◆ PROBLEM DETAILS: Some lines in the listing below may include the string "houses". How many are there? Give only the number.

◆ DATA SHOWN:

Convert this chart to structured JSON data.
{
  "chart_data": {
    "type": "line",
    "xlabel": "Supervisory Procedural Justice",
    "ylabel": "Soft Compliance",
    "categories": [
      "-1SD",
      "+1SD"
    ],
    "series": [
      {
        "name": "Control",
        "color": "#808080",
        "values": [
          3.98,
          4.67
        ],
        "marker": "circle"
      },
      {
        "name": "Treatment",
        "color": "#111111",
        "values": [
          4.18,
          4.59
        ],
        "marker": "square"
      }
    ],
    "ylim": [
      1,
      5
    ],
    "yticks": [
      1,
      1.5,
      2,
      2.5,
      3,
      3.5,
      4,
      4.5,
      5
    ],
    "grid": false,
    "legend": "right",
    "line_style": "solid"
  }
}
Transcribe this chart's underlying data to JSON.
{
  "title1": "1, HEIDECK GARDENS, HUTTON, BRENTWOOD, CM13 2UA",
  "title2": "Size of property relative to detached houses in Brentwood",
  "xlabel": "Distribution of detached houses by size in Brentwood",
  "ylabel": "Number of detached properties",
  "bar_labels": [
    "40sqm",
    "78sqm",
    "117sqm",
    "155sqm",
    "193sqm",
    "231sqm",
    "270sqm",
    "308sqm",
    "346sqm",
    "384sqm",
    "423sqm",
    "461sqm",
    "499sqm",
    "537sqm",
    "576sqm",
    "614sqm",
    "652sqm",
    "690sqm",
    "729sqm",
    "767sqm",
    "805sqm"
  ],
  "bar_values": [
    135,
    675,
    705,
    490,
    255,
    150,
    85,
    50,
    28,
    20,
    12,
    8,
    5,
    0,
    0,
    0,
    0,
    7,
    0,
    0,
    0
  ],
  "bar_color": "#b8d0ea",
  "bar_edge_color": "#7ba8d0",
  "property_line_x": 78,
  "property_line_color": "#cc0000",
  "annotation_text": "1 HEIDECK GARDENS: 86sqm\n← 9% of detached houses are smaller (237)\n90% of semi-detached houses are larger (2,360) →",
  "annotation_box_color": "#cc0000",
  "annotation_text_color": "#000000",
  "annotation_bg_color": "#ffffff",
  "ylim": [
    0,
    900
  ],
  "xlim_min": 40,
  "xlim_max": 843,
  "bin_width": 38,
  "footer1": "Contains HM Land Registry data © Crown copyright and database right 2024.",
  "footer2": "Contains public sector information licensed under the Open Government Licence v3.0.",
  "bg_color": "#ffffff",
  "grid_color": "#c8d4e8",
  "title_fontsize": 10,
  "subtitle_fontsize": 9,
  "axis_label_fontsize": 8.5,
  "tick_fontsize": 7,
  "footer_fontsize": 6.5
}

◆ RESPONSE: 3